**The task:**
Can the data below be set down again exactly, line for line?

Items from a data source
--------

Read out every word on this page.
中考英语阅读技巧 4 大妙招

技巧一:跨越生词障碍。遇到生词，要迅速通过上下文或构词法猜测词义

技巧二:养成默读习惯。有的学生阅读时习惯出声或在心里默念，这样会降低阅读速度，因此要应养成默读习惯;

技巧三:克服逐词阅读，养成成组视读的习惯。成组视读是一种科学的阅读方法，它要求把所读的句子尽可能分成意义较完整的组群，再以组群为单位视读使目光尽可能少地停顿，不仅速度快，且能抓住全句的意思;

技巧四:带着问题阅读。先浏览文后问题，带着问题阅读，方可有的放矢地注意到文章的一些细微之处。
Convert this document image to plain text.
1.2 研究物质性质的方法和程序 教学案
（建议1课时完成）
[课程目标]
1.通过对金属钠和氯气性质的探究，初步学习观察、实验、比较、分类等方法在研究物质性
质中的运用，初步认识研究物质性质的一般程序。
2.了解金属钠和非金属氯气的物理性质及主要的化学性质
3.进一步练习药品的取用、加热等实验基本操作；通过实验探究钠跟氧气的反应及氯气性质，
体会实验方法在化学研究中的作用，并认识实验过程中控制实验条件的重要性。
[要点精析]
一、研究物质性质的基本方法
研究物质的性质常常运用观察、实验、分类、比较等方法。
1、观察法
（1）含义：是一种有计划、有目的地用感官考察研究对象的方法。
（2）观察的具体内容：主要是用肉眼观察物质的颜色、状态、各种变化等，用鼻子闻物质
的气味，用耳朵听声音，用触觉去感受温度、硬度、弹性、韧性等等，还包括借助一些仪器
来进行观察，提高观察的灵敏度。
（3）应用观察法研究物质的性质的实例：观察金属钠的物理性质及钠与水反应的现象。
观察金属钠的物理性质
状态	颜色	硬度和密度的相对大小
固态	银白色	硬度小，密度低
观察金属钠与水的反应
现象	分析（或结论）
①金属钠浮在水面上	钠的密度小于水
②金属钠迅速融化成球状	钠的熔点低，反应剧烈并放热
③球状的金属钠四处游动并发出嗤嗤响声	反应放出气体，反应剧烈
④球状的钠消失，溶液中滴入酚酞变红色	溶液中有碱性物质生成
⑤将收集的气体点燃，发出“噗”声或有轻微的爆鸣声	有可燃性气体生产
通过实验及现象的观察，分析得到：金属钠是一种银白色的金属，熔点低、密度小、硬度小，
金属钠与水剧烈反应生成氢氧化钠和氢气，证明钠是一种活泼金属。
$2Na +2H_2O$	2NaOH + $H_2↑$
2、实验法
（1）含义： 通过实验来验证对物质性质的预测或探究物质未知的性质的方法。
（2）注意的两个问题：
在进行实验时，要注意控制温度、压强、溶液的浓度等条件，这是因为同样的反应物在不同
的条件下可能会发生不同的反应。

--------

**Solution to this task:**
Read out every word on this page.
中考英语阅读技巧 4 大妙招

技巧一:跨越生词障碍。遇到生词，要迅速通过上下文或构词法猜测词义

技巧二:养成默读习惯。有的学生阅读时习惯出声或在心里默念，这样会降低阅读速度，因此要应养成默读习惯;

技巧三:克服逐词阅读，养成成组视读的习惯。成组视读是一种科学的阅读方法，它要求把所读的句子尽可能分成意义较完整的组群，再以组群为单位视读使目光尽可能少地停顿，不仅速度快，且能抓住全句的意思;

技巧四:带着问题阅读。先浏览文后问题，带着问题阅读，方可有的放矢地注意到文章的一些细微之处。
Convert this document image to plain text.
1.2 研究物质性质的方法和程序 教学案
（建议1课时完成）
[课程目标]
1.通过对金属钠和氯气性质的探究，初步学习观察、实验、比较、分类等方法在研究物质性
质中的运用，初步认识研究物质性质的一般程序。
2.了解金属钠和非金属氯气的物理性质及主要的化学性质
3.进一步练习药品的取用、加热等实验基本操作；通过实验探究钠跟氧气的反应及氯气性质，
体会实验方法在化学研究中的作用，并认识实验过程中控制实验条件的重要性。
[要点精析]
一、研究物质性质的基本方法
研究物质的性质常常运用观察、实验、分类、比较等方法。
1、观察法
（1）含义：是一种有计划、有目的地用感官考察研究对象的方法。
（2）观察的具体内容：主要是用肉眼观察物质的颜色、状态、各种变化等，用鼻子闻物质
的气味，用耳朵听声音，用触觉去感受温度、硬度、弹性、韧性等等，还包括借助一些仪器
来进行观察，提高观察的灵敏度。
（3）应用观察法研究物质的性质的实例：观察金属钠的物理性质及钠与水反应的现象。
观察金属钠的物理性质
状态	颜色	硬度和密度的相对大小
固态	银白色	硬度小，密度低
观察金属钠与水的反应
现象	分析（或结论）
①金属钠浮在水面上	钠的密度小于水
②金属钠迅速融化成球状	钠的熔点低，反应剧烈并放热
③球状的金属钠四处游动并发出嗤嗤响声	反应放出气体，反应剧烈
④球状的钠消失，溶液中滴入酚酞变红色	溶液中有碱性物质生成
⑤将收集的气体点燃，发出“噗”声或有轻微的爆鸣声	有可燃性气体生产
通过实验及现象的观察，分析得到：金属钠是一种银白色的金属，熔点低、密度小、硬度小，
金属钠与水剧烈反应生成氢氧化钠和氢气，证明钠是一种活泼金属。
$2Na +2H_2O$	2NaOH + $H_2↑$
2、实验法
（1）含义： 通过实验来验证对物质性质的预测或探究物质未知的性质的方法。
（2）注意的两个问题：
在进行实验时，要注意控制温度、压强、溶液的浓度等条件，这是因为同样的反应物在不同
的条件下可能会发生不同的反应。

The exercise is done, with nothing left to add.